REQUIREMENTS :: In the data below, find every line that has the string "evenly", and copy it.

[Collected data entries]

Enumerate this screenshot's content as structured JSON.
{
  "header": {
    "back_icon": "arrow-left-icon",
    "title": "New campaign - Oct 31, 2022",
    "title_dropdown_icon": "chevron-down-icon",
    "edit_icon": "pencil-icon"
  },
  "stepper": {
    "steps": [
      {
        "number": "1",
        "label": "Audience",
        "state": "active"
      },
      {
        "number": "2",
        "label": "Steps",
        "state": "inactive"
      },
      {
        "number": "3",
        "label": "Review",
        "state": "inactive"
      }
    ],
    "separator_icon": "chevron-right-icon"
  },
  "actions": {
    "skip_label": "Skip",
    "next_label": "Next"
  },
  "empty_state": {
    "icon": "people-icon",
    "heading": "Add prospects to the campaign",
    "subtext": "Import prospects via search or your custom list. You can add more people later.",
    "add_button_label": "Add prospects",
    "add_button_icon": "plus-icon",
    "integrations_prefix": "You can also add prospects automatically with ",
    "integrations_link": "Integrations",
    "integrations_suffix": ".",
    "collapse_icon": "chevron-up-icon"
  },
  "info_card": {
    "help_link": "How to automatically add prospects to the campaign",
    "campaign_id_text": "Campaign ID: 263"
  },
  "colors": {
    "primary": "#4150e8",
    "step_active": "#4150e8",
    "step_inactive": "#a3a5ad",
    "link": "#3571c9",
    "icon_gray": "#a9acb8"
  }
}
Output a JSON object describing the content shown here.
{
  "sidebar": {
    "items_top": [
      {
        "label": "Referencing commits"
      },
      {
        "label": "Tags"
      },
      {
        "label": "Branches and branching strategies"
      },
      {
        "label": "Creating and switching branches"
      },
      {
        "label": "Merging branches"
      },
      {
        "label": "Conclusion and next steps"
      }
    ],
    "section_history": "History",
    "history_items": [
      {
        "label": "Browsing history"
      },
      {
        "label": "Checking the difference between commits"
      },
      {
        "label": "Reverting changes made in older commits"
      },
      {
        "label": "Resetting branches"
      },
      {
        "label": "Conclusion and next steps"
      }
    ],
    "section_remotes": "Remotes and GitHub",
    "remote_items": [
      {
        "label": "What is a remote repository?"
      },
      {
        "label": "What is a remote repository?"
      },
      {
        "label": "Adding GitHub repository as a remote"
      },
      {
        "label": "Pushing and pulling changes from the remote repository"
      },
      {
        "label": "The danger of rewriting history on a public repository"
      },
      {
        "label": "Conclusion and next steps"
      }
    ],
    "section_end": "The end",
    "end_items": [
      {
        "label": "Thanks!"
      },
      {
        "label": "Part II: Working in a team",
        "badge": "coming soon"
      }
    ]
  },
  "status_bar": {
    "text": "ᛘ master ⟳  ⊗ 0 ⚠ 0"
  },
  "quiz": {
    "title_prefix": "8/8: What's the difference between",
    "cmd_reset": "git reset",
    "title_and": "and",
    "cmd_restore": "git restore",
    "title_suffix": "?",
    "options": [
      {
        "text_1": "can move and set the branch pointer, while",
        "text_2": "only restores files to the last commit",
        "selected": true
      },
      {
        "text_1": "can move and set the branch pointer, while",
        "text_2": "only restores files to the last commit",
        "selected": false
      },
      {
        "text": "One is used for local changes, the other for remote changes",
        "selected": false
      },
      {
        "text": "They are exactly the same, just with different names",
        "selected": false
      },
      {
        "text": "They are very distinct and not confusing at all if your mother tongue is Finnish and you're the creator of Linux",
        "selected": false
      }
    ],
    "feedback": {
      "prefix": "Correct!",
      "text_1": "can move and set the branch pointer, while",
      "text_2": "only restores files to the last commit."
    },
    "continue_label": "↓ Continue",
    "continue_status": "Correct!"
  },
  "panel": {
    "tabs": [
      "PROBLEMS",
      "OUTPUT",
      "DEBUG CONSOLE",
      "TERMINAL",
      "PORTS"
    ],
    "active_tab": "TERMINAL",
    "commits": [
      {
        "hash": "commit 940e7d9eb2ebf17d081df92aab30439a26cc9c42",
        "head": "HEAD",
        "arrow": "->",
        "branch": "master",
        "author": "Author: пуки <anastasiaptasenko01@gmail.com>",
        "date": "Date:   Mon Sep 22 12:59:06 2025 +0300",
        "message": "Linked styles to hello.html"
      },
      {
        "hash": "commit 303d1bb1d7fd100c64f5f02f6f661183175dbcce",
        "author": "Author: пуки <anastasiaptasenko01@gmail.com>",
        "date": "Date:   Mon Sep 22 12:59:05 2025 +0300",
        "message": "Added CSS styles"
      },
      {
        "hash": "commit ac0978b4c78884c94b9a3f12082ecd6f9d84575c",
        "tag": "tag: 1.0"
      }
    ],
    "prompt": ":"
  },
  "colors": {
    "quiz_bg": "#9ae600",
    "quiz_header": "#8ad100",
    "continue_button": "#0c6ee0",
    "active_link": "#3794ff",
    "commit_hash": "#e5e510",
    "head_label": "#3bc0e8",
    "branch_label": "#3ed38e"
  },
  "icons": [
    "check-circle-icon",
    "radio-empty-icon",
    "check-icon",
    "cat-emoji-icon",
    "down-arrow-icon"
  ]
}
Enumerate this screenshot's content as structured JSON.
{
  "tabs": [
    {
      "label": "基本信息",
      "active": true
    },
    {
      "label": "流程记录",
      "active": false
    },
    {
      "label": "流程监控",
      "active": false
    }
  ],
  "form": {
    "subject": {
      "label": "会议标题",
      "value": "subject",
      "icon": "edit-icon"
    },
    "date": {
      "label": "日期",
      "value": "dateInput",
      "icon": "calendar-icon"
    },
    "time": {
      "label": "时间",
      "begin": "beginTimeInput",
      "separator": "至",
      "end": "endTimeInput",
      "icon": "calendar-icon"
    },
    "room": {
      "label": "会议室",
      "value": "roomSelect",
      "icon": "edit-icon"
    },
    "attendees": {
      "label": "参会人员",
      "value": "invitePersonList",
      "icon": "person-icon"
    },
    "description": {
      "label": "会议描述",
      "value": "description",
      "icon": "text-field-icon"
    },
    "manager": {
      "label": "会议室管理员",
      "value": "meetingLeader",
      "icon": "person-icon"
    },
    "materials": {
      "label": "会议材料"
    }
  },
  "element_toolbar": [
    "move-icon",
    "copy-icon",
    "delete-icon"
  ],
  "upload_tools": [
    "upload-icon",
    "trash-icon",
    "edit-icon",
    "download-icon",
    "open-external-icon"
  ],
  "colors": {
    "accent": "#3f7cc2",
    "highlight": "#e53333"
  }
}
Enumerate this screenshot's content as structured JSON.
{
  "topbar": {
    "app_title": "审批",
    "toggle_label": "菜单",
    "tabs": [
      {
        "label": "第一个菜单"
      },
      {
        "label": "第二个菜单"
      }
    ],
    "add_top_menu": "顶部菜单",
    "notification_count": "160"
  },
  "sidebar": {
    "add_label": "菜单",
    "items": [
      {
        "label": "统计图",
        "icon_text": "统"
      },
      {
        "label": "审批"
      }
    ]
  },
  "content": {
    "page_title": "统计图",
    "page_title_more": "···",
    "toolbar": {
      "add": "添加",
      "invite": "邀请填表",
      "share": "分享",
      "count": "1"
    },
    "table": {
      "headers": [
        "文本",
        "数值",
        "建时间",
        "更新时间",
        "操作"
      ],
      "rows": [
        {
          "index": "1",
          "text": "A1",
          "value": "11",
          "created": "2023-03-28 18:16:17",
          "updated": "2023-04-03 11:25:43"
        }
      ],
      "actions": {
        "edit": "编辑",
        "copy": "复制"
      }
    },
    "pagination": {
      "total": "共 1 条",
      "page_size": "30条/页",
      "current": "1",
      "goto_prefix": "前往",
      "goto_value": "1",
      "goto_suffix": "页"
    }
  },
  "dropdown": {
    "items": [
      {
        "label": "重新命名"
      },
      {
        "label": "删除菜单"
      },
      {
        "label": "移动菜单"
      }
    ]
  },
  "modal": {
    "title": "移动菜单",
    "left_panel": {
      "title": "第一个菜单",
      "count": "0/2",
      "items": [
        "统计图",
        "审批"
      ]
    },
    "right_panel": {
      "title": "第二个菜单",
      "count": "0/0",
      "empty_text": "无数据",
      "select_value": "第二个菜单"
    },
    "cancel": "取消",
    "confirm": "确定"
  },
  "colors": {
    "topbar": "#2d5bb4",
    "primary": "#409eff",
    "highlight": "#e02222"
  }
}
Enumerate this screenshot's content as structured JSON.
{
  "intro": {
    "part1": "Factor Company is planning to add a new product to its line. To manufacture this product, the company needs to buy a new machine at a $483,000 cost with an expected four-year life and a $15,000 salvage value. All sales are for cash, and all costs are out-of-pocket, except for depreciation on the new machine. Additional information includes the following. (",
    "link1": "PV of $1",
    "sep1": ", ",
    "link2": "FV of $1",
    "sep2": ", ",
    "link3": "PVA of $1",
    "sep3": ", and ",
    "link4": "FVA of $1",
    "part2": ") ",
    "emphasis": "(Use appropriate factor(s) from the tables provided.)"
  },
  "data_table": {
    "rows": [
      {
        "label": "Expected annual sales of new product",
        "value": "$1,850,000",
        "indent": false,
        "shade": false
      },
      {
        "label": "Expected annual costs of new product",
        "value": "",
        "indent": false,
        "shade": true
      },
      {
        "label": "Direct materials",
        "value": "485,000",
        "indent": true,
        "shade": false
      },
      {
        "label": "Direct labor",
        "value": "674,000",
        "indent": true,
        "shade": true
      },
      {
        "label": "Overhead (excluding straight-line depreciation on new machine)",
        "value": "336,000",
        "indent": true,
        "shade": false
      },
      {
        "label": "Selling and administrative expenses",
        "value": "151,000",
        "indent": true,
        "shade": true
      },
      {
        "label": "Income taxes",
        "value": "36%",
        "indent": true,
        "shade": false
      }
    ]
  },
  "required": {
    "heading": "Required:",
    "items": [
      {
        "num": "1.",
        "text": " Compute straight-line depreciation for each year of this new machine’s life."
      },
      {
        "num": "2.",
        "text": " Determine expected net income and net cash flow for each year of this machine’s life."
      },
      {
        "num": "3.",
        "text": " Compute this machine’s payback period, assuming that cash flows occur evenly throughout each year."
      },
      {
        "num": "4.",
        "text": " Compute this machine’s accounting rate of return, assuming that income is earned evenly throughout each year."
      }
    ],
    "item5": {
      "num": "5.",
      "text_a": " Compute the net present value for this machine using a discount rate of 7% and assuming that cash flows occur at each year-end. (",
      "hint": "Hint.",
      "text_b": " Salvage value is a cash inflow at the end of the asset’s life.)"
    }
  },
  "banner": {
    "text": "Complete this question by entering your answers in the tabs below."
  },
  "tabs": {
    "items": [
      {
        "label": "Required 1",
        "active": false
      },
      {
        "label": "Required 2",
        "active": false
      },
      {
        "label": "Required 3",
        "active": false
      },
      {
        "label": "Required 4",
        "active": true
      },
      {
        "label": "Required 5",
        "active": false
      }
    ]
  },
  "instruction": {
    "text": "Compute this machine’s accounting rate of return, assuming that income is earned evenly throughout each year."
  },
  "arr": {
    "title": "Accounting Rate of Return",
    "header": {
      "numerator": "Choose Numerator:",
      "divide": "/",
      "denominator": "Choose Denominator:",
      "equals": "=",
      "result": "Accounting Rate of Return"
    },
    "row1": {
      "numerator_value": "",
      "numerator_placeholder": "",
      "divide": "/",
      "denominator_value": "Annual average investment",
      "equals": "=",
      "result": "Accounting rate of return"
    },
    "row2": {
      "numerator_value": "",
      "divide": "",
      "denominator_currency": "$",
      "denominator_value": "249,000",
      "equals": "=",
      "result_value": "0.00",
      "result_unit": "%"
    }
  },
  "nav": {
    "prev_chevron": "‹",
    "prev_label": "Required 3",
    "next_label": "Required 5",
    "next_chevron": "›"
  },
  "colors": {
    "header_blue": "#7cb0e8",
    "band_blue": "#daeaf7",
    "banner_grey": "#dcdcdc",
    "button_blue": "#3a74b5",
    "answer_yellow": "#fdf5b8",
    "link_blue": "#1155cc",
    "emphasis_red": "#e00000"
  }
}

THE OUTPUT ::
        "text": " Compute this machine’s payback period, assuming that cash flows occur evenly throughout each year."
        "text": " Compute this machine’s accounting rate of return, assuming that income is earned evenly throughout each year."
    "text": "Compute this machine’s accounting rate of return, assuming that income is earned evenly throughout each year."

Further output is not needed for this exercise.